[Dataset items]
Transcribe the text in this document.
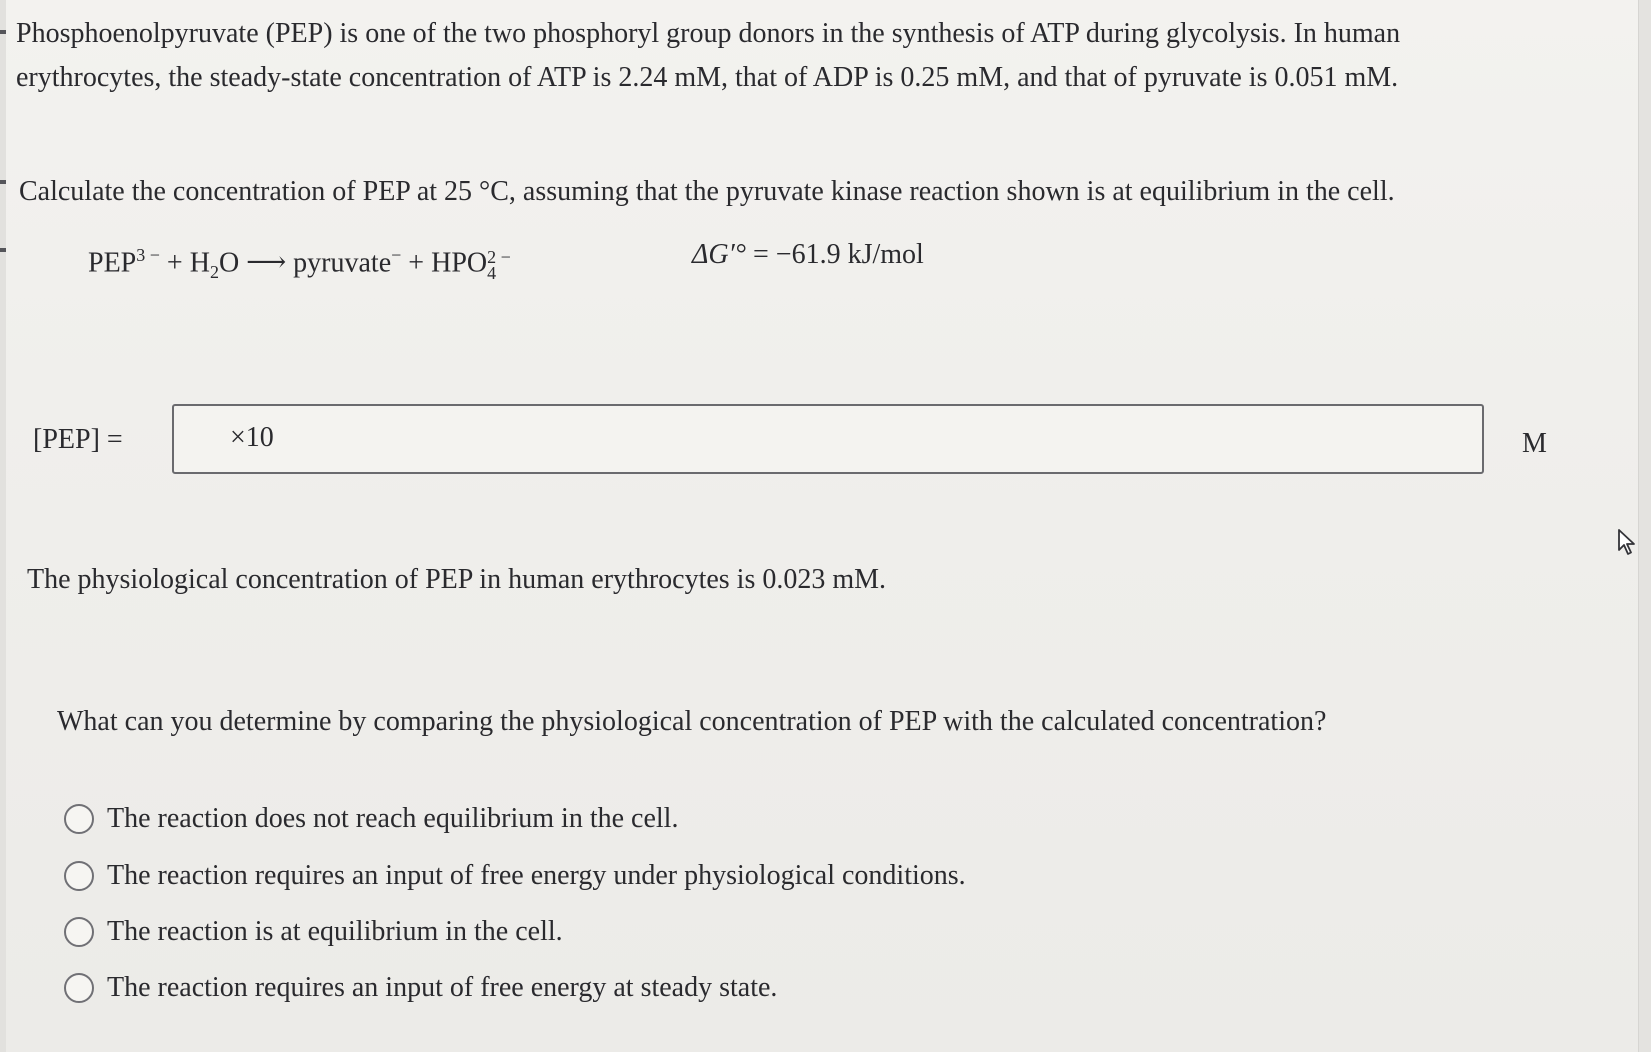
Phosphoenolpyruvate (PEP) is one of the two phosphoryl group donors in the synthesis of ATP during glycolysis. In human
erythrocytes, the steady-state concentration of ATP is 2.24 mM, that of ADP is 0.25 mM, and that of pyruvate is 0.051 mM.
Calculate the concentration of PEP at 25 °C, assuming that the pyruvate kinase reaction shown is at equilibrium in the cell.
$PEP^{3 -} + H_2O$ ⟶ pyruvate− + HPO 2 −
4
ΔG′° = −61.9 kJ/mol
[PEP] =	×10	M
The physiological concentration of PEP in human erythrocytes is 0.023 mM.
What can you determine by comparing the physiological concentration of PEP with the calculated concentration?
The reaction does not reach equilibrium in the cell.
The reaction requires an input of free energy under physiological conditions.
The reaction is at equilibrium in the cell.
The reaction requires an input of free energy at steady state.
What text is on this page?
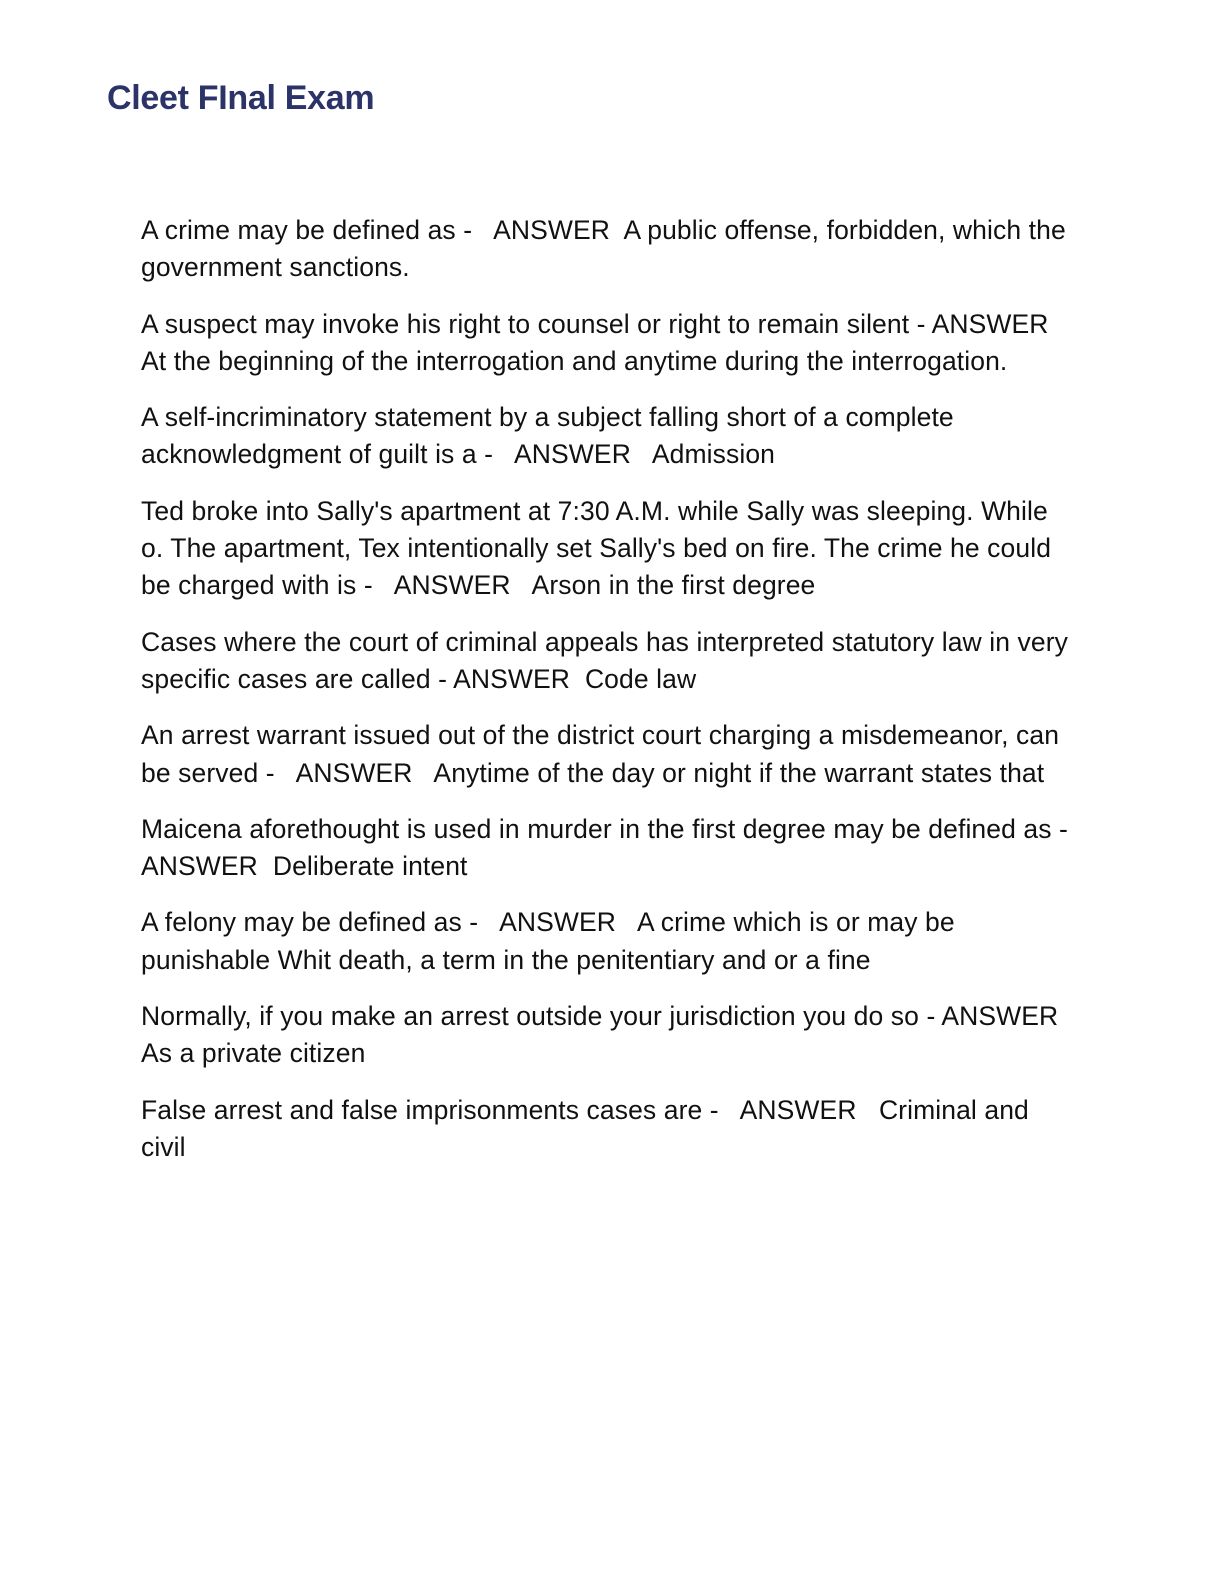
Cleet FInal Exam
A crime may be defined as -   ANSWER  A public offense, forbidden, which the government sanctions.
A suspect may invoke his right to counsel or right to remain silent - ANSWER  At the beginning of the interrogation and anytime during the interrogation.
A self-incriminatory statement by a subject falling short of a complete acknowledgment of guilt is a -   ANSWER   Admission
Ted broke into Sally's apartment at 7:30 A.M. while Sally was sleeping. While o. The apartment, Tex intentionally set Sally's bed on fire. The crime he could be charged with is -   ANSWER   Arson in the first degree
Cases where the court of criminal appeals has interpreted statutory law in very specific cases are called - ANSWER  Code law
An arrest warrant issued out of the district court charging a misdemeanor, can be served -   ANSWER   Anytime of the day or night if the warrant states that
Maicena aforethought is used in murder in the first degree may be defined as -  ANSWER  Deliberate intent
A felony may be defined as -   ANSWER   A crime which is or may be punishable Whit death, a term in the penitentiary and or a fine
Normally, if you make an arrest outside your jurisdiction you do so - ANSWER  As a private citizen
False arrest and false imprisonments cases are -   ANSWER   Criminal and civil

### Prompt
Word for word, quote the lines above. Omit the pictures.

### Response to the exercise
Transcribe the text in this document.
Phosphoenolpyruvate (PEP) is one of the two phosphoryl group donors in the synthesis of ATP during glycolysis. In human
erythrocytes, the steady-state concentration of ATP is 2.24 mM, that of ADP is 0.25 mM, and that of pyruvate is 0.051 mM.
Calculate the concentration of PEP at 25 °C, assuming that the pyruvate kinase reaction shown is at equilibrium in the cell.
$PEP^{3 -} + H_2O$ ⟶ pyruvate− + HPO 2 −
4
ΔG′° = −61.9 kJ/mol
[PEP] =	×10	M
The physiological concentration of PEP in human erythrocytes is 0.023 mM.
What can you determine by comparing the physiological concentration of PEP with the calculated concentration?
The reaction does not reach equilibrium in the cell.
The reaction requires an input of free energy under physiological conditions.
The reaction is at equilibrium in the cell.
The reaction requires an input of free energy at steady state.
What text is on this page?
Cleet FInal Exam
A crime may be defined as -   ANSWER  A public offense, forbidden, which the government sanctions.
A suspect may invoke his right to counsel or right to remain silent - ANSWER  At the beginning of the interrogation and anytime during the interrogation.
A self-incriminatory statement by a subject falling short of a complete acknowledgment of guilt is a -   ANSWER   Admission
Ted broke into Sally's apartment at 7:30 A.M. while Sally was sleeping. While o. The apartment, Tex intentionally set Sally's bed on fire. The crime he could be charged with is -   ANSWER   Arson in the first degree
Cases where the court of criminal appeals has interpreted statutory law in very specific cases are called - ANSWER  Code law
An arrest warrant issued out of the district court charging a misdemeanor, can be served -   ANSWER   Anytime of the day or night if the warrant states that
Maicena aforethought is used in murder in the first degree may be defined as -  ANSWER  Deliberate intent
A felony may be defined as -   ANSWER   A crime which is or may be punishable Whit death, a term in the penitentiary and or a fine
Normally, if you make an arrest outside your jurisdiction you do so - ANSWER  As a private citizen
False arrest and false imprisonments cases are -   ANSWER   Criminal and civil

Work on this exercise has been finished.